- **DIRECTION**
Output all of the data below exactly as given.

Part of a data file:
◆ ◆ ◆ ◆ ◆
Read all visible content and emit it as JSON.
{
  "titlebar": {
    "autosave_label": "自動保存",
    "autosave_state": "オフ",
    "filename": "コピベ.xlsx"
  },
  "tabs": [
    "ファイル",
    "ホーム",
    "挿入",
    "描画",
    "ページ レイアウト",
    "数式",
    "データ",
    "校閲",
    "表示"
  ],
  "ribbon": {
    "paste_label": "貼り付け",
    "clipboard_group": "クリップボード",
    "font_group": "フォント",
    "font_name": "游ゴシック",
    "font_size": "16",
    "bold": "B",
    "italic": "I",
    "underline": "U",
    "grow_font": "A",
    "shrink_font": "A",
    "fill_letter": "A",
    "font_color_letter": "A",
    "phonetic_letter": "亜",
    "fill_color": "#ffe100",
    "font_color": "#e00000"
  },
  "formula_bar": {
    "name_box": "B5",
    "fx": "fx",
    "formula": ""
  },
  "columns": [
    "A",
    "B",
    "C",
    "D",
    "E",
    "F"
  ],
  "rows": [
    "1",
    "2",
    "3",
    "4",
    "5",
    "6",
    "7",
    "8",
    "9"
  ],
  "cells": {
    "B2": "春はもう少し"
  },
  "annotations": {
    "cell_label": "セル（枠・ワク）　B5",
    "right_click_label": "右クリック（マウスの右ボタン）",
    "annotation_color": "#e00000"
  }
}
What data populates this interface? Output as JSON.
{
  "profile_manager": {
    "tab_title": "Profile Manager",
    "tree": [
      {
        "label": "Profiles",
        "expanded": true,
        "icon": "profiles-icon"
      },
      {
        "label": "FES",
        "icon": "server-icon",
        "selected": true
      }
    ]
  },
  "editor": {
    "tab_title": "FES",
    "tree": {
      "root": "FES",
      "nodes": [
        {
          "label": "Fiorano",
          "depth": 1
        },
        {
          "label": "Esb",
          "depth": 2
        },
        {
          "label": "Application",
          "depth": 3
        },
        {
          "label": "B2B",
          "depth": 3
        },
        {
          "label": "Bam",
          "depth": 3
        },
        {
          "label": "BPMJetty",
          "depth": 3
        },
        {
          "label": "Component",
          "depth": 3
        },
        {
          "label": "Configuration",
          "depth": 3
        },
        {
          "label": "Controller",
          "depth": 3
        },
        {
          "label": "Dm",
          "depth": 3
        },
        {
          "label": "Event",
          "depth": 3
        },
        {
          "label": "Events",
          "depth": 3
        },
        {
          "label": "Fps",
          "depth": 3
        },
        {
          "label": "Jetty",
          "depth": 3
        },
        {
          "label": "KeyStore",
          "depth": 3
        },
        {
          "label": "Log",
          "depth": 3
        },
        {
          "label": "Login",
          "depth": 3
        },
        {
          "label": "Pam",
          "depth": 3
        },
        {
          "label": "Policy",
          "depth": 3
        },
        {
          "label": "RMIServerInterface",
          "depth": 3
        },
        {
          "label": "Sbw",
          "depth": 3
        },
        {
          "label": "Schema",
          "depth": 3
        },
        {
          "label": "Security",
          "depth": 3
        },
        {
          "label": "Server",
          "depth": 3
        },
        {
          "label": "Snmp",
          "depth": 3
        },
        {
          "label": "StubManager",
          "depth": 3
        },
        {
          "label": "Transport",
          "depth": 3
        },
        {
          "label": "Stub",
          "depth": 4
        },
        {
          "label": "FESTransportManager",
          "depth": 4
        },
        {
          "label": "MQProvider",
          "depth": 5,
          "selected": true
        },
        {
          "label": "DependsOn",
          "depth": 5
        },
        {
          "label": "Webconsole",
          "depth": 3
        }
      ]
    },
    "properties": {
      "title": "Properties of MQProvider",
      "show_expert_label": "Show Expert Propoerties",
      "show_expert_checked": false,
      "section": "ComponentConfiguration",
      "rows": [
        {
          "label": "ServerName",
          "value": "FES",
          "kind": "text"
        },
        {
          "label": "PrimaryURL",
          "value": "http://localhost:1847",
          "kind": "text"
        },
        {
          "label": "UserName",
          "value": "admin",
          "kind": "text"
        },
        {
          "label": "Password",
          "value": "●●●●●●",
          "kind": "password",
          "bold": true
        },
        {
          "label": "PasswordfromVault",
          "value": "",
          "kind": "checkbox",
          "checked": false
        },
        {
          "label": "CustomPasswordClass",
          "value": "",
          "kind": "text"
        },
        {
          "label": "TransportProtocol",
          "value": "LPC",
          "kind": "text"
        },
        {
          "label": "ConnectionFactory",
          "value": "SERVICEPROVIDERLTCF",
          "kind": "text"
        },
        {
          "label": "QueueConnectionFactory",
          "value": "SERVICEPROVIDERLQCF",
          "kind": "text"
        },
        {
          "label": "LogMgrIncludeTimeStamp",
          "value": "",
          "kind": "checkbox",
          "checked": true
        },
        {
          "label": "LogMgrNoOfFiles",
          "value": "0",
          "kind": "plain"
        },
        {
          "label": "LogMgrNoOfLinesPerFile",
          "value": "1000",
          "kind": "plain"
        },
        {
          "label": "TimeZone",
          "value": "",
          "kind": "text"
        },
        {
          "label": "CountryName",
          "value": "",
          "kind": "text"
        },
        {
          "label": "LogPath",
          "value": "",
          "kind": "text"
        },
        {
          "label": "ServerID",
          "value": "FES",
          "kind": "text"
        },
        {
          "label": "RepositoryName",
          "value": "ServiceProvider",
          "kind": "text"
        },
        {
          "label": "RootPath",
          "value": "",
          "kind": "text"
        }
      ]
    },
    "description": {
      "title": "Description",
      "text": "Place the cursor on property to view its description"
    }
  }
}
◆ ◆ ◆ ◆ ◆
- **RESPONSE TO THIS TASK**
Read all visible content and emit it as JSON.
{
  "titlebar": {
    "autosave_label": "自動保存",
    "autosave_state": "オフ",
    "filename": "コピベ.xlsx"
  },
  "tabs": [
    "ファイル",
    "ホーム",
    "挿入",
    "描画",
    "ページ レイアウト",
    "数式",
    "データ",
    "校閲",
    "表示"
  ],
  "ribbon": {
    "paste_label": "貼り付け",
    "clipboard_group": "クリップボード",
    "font_group": "フォント",
    "font_name": "游ゴシック",
    "font_size": "16",
    "bold": "B",
    "italic": "I",
    "underline": "U",
    "grow_font": "A",
    "shrink_font": "A",
    "fill_letter": "A",
    "font_color_letter": "A",
    "phonetic_letter": "亜",
    "fill_color": "#ffe100",
    "font_color": "#e00000"
  },
  "formula_bar": {
    "name_box": "B5",
    "fx": "fx",
    "formula": ""
  },
  "columns": [
    "A",
    "B",
    "C",
    "D",
    "E",
    "F"
  ],
  "rows": [
    "1",
    "2",
    "3",
    "4",
    "5",
    "6",
    "7",
    "8",
    "9"
  ],
  "cells": {
    "B2": "春はもう少し"
  },
  "annotations": {
    "cell_label": "セル（枠・ワク）　B5",
    "right_click_label": "右クリック（マウスの右ボタン）",
    "annotation_color": "#e00000"
  }
}
What data populates this interface? Output as JSON.
{
  "profile_manager": {
    "tab_title": "Profile Manager",
    "tree": [
      {
        "label": "Profiles",
        "expanded": true,
        "icon": "profiles-icon"
      },
      {
        "label": "FES",
        "icon": "server-icon",
        "selected": true
      }
    ]
  },
  "editor": {
    "tab_title": "FES",
    "tree": {
      "root": "FES",
      "nodes": [
        {
          "label": "Fiorano",
          "depth": 1
        },
        {
          "label": "Esb",
          "depth": 2
        },
        {
          "label": "Application",
          "depth": 3
        },
        {
          "label": "B2B",
          "depth": 3
        },
        {
          "label": "Bam",
          "depth": 3
        },
        {
          "label": "BPMJetty",
          "depth": 3
        },
        {
          "label": "Component",
          "depth": 3
        },
        {
          "label": "Configuration",
          "depth": 3
        },
        {
          "label": "Controller",
          "depth": 3
        },
        {
          "label": "Dm",
          "depth": 3
        },
        {
          "label": "Event",
          "depth": 3
        },
        {
          "label": "Events",
          "depth": 3
        },
        {
          "label": "Fps",
          "depth": 3
        },
        {
          "label": "Jetty",
          "depth": 3
        },
        {
          "label": "KeyStore",
          "depth": 3
        },
        {
          "label": "Log",
          "depth": 3
        },
        {
          "label": "Login",
          "depth": 3
        },
        {
          "label": "Pam",
          "depth": 3
        },
        {
          "label": "Policy",
          "depth": 3
        },
        {
          "label": "RMIServerInterface",
          "depth": 3
        },
        {
          "label": "Sbw",
          "depth": 3
        },
        {
          "label": "Schema",
          "depth": 3
        },
        {
          "label": "Security",
          "depth": 3
        },
        {
          "label": "Server",
          "depth": 3
        },
        {
          "label": "Snmp",
          "depth": 3
        },
        {
          "label": "StubManager",
          "depth": 3
        },
        {
          "label": "Transport",
          "depth": 3
        },
        {
          "label": "Stub",
          "depth": 4
        },
        {
          "label": "FESTransportManager",
          "depth": 4
        },
        {
          "label": "MQProvider",
          "depth": 5,
          "selected": true
        },
        {
          "label": "DependsOn",
          "depth": 5
        },
        {
          "label": "Webconsole",
          "depth": 3
        }
      ]
    },
    "properties": {
      "title": "Properties of MQProvider",
      "show_expert_label": "Show Expert Propoerties",
      "show_expert_checked": false,
      "section": "ComponentConfiguration",
      "rows": [
        {
          "label": "ServerName",
          "value": "FES",
          "kind": "text"
        },
        {
          "label": "PrimaryURL",
          "value": "http://localhost:1847",
          "kind": "text"
        },
        {
          "label": "UserName",
          "value": "admin",
          "kind": "text"
        },
        {
          "label": "Password",
          "value": "●●●●●●",
          "kind": "password",
          "bold": true
        },
        {
          "label": "PasswordfromVault",
          "value": "",
          "kind": "checkbox",
          "checked": false
        },
        {
          "label": "CustomPasswordClass",
          "value": "",
          "kind": "text"
        },
        {
          "label": "TransportProtocol",
          "value": "LPC",
          "kind": "text"
        },
        {
          "label": "ConnectionFactory",
          "value": "SERVICEPROVIDERLTCF",
          "kind": "text"
        },
        {
          "label": "QueueConnectionFactory",
          "value": "SERVICEPROVIDERLQCF",
          "kind": "text"
        },
        {
          "label": "LogMgrIncludeTimeStamp",
          "value": "",
          "kind": "checkbox",
          "checked": true
        },
        {
          "label": "LogMgrNoOfFiles",
          "value": "0",
          "kind": "plain"
        },
        {
          "label": "LogMgrNoOfLinesPerFile",
          "value": "1000",
          "kind": "plain"
        },
        {
          "label": "TimeZone",
          "value": "",
          "kind": "text"
        },
        {
          "label": "CountryName",
          "value": "",
          "kind": "text"
        },
        {
          "label": "LogPath",
          "value": "",
          "kind": "text"
        },
        {
          "label": "ServerID",
          "value": "FES",
          "kind": "text"
        },
        {
          "label": "RepositoryName",
          "value": "ServiceProvider",
          "kind": "text"
        },
        {
          "label": "RootPath",
          "value": "",
          "kind": "text"
        }
      ]
    },
    "description": {
      "title": "Description",
      "text": "Place the cursor on property to view its description"
    }
  }
}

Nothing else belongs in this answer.